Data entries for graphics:
%%

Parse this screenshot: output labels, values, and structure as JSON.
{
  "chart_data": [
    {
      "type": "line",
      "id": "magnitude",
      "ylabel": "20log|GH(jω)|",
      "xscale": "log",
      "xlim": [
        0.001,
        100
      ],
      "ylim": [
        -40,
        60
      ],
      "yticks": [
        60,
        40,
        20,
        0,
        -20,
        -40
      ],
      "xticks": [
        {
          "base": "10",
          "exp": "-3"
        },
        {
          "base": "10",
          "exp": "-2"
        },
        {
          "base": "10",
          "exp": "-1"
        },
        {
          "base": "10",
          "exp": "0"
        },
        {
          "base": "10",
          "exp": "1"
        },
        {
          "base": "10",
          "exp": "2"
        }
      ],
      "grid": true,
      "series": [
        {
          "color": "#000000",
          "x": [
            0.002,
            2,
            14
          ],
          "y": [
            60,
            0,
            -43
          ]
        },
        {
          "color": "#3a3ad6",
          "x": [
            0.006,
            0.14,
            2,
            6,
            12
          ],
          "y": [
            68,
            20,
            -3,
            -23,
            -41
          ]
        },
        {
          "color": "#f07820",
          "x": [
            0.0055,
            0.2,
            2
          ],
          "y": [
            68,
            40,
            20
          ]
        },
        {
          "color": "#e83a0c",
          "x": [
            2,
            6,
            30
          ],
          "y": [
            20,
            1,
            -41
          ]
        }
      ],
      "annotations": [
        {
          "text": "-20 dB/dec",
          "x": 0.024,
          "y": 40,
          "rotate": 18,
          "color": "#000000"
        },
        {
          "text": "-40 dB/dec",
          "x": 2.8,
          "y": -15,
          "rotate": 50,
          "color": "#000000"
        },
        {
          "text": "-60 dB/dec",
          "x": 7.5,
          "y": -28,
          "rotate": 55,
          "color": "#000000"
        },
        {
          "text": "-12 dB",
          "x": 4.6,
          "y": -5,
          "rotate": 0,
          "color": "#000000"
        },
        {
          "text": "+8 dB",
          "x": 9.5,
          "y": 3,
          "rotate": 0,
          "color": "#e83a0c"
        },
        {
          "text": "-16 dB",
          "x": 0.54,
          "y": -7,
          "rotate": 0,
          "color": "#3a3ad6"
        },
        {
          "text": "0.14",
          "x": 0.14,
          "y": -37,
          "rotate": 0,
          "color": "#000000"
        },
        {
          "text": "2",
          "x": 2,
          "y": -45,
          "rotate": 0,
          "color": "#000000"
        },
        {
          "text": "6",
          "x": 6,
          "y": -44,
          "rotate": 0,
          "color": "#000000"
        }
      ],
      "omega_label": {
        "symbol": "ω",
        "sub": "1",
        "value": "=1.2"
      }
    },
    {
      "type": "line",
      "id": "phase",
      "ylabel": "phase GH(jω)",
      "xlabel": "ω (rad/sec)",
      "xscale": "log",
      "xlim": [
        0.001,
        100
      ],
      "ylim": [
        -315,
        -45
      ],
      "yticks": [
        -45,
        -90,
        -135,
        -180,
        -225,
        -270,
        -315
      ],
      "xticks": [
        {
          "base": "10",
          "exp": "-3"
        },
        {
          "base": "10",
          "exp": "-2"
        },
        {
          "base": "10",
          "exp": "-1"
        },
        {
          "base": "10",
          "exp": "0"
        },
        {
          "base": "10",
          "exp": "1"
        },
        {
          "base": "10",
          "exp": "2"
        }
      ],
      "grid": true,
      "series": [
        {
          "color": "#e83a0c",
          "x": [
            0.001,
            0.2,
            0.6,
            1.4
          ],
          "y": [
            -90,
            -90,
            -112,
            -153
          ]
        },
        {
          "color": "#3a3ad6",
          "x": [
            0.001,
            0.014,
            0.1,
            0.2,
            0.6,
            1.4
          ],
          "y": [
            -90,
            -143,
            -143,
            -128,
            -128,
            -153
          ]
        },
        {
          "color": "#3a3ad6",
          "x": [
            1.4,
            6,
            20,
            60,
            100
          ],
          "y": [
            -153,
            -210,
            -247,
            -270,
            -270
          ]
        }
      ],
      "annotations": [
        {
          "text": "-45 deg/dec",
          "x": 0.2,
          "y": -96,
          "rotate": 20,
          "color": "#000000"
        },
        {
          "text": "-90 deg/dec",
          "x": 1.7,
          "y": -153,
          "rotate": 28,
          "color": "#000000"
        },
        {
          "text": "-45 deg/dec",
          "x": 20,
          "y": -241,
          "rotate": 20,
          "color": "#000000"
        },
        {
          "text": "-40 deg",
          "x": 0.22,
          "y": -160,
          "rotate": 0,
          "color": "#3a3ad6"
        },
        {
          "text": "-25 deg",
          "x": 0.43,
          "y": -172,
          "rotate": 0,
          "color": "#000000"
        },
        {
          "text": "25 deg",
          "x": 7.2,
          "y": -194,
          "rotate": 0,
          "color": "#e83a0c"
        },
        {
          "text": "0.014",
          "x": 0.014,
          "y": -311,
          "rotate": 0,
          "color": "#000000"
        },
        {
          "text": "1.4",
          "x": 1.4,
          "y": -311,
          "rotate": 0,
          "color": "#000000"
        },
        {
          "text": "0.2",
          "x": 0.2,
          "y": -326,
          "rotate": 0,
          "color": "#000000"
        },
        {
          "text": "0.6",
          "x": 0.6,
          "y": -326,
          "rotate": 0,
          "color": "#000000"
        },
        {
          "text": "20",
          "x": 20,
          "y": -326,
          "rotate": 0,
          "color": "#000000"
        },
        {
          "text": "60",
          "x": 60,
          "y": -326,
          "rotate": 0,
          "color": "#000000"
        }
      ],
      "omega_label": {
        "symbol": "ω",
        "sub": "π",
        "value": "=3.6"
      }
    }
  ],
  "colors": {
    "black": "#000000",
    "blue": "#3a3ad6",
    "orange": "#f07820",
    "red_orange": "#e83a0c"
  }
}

%%

= WHAT YOU WILL DO =
Here, the records must be output exactly and in full.

= TASK SOLUTION =
Parse this screenshot: output labels, values, and structure as JSON.
{
  "chart_data": [
    {
      "type": "line",
      "id": "magnitude",
      "ylabel": "20log|GH(jω)|",
      "xscale": "log",
      "xlim": [
        0.001,
        100
      ],
      "ylim": [
        -40,
        60
      ],
      "yticks": [
        60,
        40,
        20,
        0,
        -20,
        -40
      ],
      "xticks": [
        {
          "base": "10",
          "exp": "-3"
        },
        {
          "base": "10",
          "exp": "-2"
        },
        {
          "base": "10",
          "exp": "-1"
        },
        {
          "base": "10",
          "exp": "0"
        },
        {
          "base": "10",
          "exp": "1"
        },
        {
          "base": "10",
          "exp": "2"
        }
      ],
      "grid": true,
      "series": [
        {
          "color": "#000000",
          "x": [
            0.002,
            2,
            14
          ],
          "y": [
            60,
            0,
            -43
          ]
        },
        {
          "color": "#3a3ad6",
          "x": [
            0.006,
            0.14,
            2,
            6,
            12
          ],
          "y": [
            68,
            20,
            -3,
            -23,
            -41
          ]
        },
        {
          "color": "#f07820",
          "x": [
            0.0055,
            0.2,
            2
          ],
          "y": [
            68,
            40,
            20
          ]
        },
        {
          "color": "#e83a0c",
          "x": [
            2,
            6,
            30
          ],
          "y": [
            20,
            1,
            -41
          ]
        }
      ],
      "annotations": [
        {
          "text": "-20 dB/dec",
          "x": 0.024,
          "y": 40,
          "rotate": 18,
          "color": "#000000"
        },
        {
          "text": "-40 dB/dec",
          "x": 2.8,
          "y": -15,
          "rotate": 50,
          "color": "#000000"
        },
        {
          "text": "-60 dB/dec",
          "x": 7.5,
          "y": -28,
          "rotate": 55,
          "color": "#000000"
        },
        {
          "text": "-12 dB",
          "x": 4.6,
          "y": -5,
          "rotate": 0,
          "color": "#000000"
        },
        {
          "text": "+8 dB",
          "x": 9.5,
          "y": 3,
          "rotate": 0,
          "color": "#e83a0c"
        },
        {
          "text": "-16 dB",
          "x": 0.54,
          "y": -7,
          "rotate": 0,
          "color": "#3a3ad6"
        },
        {
          "text": "0.14",
          "x": 0.14,
          "y": -37,
          "rotate": 0,
          "color": "#000000"
        },
        {
          "text": "2",
          "x": 2,
          "y": -45,
          "rotate": 0,
          "color": "#000000"
        },
        {
          "text": "6",
          "x": 6,
          "y": -44,
          "rotate": 0,
          "color": "#000000"
        }
      ],
      "omega_label": {
        "symbol": "ω",
        "sub": "1",
        "value": "=1.2"
      }
    },
    {
      "type": "line",
      "id": "phase",
      "ylabel": "phase GH(jω)",
      "xlabel": "ω (rad/sec)",
      "xscale": "log",
      "xlim": [
        0.001,
        100
      ],
      "ylim": [
        -315,
        -45
      ],
      "yticks": [
        -45,
        -90,
        -135,
        -180,
        -225,
        -270,
        -315
      ],
      "xticks": [
        {
          "base": "10",
          "exp": "-3"
        },
        {
          "base": "10",
          "exp": "-2"
        },
        {
          "base": "10",
          "exp": "-1"
        },
        {
          "base": "10",
          "exp": "0"
        },
        {
          "base": "10",
          "exp": "1"
        },
        {
          "base": "10",
          "exp": "2"
        }
      ],
      "grid": true,
      "series": [
        {
          "color": "#e83a0c",
          "x": [
            0.001,
            0.2,
            0.6,
            1.4
          ],
          "y": [
            -90,
            -90,
            -112,
            -153
          ]
        },
        {
          "color": "#3a3ad6",
          "x": [
            0.001,
            0.014,
            0.1,
            0.2,
            0.6,
            1.4
          ],
          "y": [
            -90,
            -143,
            -143,
            -128,
            -128,
            -153
          ]
        },
        {
          "color": "#3a3ad6",
          "x": [
            1.4,
            6,
            20,
            60,
            100
          ],
          "y": [
            -153,
            -210,
            -247,
            -270,
            -270
          ]
        }
      ],
      "annotations": [
        {
          "text": "-45 deg/dec",
          "x": 0.2,
          "y": -96,
          "rotate": 20,
          "color": "#000000"
        },
        {
          "text": "-90 deg/dec",
          "x": 1.7,
          "y": -153,
          "rotate": 28,
          "color": "#000000"
        },
        {
          "text": "-45 deg/dec",
          "x": 20,
          "y": -241,
          "rotate": 20,
          "color": "#000000"
        },
        {
          "text": "-40 deg",
          "x": 0.22,
          "y": -160,
          "rotate": 0,
          "color": "#3a3ad6"
        },
        {
          "text": "-25 deg",
          "x": 0.43,
          "y": -172,
          "rotate": 0,
          "color": "#000000"
        },
        {
          "text": "25 deg",
          "x": 7.2,
          "y": -194,
          "rotate": 0,
          "color": "#e83a0c"
        },
        {
          "text": "0.014",
          "x": 0.014,
          "y": -311,
          "rotate": 0,
          "color": "#000000"
        },
        {
          "text": "1.4",
          "x": 1.4,
          "y": -311,
          "rotate": 0,
          "color": "#000000"
        },
        {
          "text": "0.2",
          "x": 0.2,
          "y": -326,
          "rotate": 0,
          "color": "#000000"
        },
        {
          "text": "0.6",
          "x": 0.6,
          "y": -326,
          "rotate": 0,
          "color": "#000000"
        },
        {
          "text": "20",
          "x": 20,
          "y": -326,
          "rotate": 0,
          "color": "#000000"
        },
        {
          "text": "60",
          "x": 60,
          "y": -326,
          "rotate": 0,
          "color": "#000000"
        }
      ],
      "omega_label": {
        "symbol": "ω",
        "sub": "π",
        "value": "=3.6"
      }
    }
  ],
  "colors": {
    "black": "#000000",
    "blue": "#3a3ad6",
    "orange": "#f07820",
    "red_orange": "#e83a0c"
  }
}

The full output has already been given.